__To do__. Find the lines holding the word "source" and collect them.

(Data records)

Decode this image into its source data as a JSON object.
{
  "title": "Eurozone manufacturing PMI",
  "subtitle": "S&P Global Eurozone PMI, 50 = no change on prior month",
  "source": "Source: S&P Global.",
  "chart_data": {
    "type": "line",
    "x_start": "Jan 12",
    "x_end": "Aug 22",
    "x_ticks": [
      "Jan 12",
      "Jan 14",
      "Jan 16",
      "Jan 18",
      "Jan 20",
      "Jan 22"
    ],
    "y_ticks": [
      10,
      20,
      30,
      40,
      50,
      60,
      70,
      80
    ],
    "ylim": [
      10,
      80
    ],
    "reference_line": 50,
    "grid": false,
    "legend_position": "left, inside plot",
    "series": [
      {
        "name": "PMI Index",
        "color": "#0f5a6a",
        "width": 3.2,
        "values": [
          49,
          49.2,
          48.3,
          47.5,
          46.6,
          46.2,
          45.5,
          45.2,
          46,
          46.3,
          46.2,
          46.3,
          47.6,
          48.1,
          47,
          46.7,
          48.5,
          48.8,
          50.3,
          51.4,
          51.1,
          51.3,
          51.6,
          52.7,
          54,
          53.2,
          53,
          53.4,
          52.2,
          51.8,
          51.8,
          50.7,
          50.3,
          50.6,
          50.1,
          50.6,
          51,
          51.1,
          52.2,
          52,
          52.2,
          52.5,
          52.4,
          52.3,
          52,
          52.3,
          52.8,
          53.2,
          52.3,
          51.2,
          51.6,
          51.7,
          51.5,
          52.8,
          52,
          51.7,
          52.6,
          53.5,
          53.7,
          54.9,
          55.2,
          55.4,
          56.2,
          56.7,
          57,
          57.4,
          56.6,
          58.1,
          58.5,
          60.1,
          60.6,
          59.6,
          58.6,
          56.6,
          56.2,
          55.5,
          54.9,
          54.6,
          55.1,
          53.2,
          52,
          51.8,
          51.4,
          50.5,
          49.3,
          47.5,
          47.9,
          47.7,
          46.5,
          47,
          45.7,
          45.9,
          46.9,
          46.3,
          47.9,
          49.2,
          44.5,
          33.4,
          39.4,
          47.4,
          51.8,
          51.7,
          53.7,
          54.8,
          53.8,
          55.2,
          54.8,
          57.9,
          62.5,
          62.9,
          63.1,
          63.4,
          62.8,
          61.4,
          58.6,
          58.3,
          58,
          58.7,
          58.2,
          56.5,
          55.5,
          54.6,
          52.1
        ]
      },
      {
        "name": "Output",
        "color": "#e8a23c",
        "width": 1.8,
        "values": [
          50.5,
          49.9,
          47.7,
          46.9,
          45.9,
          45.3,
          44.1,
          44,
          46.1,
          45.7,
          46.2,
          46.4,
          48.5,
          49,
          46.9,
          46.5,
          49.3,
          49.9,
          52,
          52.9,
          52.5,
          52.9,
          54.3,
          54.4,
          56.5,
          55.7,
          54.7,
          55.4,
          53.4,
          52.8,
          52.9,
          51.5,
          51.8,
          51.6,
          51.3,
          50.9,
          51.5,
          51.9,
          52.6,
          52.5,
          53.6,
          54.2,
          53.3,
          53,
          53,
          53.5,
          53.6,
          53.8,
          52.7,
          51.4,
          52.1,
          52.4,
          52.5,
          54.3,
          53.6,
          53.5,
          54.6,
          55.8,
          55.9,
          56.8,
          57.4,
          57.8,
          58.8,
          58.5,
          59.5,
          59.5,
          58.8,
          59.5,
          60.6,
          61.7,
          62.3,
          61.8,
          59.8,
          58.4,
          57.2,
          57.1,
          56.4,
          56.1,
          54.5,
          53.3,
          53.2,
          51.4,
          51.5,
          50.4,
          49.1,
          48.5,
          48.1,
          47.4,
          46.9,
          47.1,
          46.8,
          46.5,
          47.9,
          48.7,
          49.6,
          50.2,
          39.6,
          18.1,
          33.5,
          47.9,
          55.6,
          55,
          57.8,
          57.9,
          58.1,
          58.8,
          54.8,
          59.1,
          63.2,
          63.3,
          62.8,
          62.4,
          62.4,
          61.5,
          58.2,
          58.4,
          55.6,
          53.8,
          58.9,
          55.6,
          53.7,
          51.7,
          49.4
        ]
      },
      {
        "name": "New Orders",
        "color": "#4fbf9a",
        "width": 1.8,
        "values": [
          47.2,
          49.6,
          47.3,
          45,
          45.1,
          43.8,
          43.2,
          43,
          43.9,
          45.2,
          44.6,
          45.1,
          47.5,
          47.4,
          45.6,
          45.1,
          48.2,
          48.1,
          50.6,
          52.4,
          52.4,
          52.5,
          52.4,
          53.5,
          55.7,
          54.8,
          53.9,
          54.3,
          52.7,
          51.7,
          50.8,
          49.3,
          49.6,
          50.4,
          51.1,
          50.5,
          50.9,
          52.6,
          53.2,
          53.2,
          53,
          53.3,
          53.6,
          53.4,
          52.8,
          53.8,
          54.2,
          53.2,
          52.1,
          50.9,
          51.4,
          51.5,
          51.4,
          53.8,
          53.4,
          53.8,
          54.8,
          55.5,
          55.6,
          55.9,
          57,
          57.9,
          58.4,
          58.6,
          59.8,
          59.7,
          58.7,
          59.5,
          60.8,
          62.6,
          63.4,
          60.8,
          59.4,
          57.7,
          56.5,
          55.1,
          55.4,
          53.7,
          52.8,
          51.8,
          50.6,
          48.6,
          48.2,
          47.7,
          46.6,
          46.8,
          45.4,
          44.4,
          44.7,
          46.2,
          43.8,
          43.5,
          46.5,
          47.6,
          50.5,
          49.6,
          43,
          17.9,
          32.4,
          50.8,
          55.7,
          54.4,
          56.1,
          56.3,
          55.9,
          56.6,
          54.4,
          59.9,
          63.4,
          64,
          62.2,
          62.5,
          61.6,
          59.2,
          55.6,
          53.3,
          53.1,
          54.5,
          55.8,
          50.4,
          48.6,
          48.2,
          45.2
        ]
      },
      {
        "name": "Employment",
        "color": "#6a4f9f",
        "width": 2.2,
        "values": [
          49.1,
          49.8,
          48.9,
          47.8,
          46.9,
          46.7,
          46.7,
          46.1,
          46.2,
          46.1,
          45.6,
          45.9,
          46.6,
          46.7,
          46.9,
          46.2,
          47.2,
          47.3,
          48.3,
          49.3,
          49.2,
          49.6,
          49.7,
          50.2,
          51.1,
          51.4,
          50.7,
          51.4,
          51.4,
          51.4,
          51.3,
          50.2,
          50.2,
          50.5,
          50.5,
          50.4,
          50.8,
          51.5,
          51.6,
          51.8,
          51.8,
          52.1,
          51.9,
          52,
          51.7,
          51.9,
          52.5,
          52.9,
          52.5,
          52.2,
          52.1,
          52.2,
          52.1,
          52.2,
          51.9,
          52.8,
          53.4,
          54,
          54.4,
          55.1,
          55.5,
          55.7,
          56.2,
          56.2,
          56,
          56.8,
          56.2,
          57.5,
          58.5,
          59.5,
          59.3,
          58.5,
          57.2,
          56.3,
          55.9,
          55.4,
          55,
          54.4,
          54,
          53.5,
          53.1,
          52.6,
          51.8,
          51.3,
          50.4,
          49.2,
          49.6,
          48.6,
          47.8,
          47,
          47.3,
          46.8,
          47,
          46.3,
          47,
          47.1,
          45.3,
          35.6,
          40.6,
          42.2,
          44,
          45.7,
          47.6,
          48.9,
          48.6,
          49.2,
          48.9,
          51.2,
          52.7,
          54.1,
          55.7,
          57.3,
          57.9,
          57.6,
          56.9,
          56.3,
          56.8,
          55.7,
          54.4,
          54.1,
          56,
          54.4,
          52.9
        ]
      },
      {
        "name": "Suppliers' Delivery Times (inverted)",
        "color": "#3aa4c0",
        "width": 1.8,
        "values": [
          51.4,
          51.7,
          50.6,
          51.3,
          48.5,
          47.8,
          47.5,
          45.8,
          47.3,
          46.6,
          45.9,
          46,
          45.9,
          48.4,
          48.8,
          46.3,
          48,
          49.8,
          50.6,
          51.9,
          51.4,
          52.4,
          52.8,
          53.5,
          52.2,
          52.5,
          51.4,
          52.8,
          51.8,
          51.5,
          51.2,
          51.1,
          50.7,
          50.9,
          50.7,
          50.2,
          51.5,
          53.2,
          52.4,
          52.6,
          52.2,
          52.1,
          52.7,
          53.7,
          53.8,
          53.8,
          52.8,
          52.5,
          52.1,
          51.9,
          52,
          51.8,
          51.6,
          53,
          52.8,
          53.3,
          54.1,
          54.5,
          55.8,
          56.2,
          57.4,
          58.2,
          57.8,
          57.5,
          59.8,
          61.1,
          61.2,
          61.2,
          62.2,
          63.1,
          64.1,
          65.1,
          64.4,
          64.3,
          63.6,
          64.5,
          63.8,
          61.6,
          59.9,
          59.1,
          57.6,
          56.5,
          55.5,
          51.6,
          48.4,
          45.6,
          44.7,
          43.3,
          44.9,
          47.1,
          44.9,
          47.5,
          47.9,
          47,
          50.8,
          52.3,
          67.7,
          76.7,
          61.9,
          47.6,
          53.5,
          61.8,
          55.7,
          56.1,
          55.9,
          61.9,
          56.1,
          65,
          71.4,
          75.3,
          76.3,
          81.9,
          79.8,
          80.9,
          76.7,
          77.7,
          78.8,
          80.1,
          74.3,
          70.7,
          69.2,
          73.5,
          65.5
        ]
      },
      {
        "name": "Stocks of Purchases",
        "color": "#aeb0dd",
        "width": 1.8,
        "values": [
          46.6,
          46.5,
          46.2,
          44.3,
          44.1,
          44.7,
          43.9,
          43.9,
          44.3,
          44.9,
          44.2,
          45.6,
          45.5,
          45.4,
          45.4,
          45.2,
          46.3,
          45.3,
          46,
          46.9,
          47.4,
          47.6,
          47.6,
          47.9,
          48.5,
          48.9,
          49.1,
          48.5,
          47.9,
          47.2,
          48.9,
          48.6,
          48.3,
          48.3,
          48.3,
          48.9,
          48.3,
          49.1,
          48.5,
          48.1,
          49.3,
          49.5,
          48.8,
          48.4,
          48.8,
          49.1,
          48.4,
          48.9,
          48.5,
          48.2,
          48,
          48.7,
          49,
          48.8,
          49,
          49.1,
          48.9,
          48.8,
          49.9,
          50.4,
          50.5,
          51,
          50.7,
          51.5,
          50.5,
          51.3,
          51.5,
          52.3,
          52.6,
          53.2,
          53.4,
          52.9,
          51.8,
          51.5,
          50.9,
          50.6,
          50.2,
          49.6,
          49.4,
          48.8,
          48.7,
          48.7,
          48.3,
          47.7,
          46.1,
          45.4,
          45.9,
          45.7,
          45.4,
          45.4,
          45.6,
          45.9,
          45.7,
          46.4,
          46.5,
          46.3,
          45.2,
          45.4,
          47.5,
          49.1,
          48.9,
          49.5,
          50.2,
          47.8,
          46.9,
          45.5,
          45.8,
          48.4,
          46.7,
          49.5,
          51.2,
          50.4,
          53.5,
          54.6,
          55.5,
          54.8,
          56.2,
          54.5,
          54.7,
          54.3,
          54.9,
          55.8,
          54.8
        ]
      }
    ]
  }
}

__Result of the task__.
Decode this image into its source data as a JSON object.
  "source": "Source: S&P Global.",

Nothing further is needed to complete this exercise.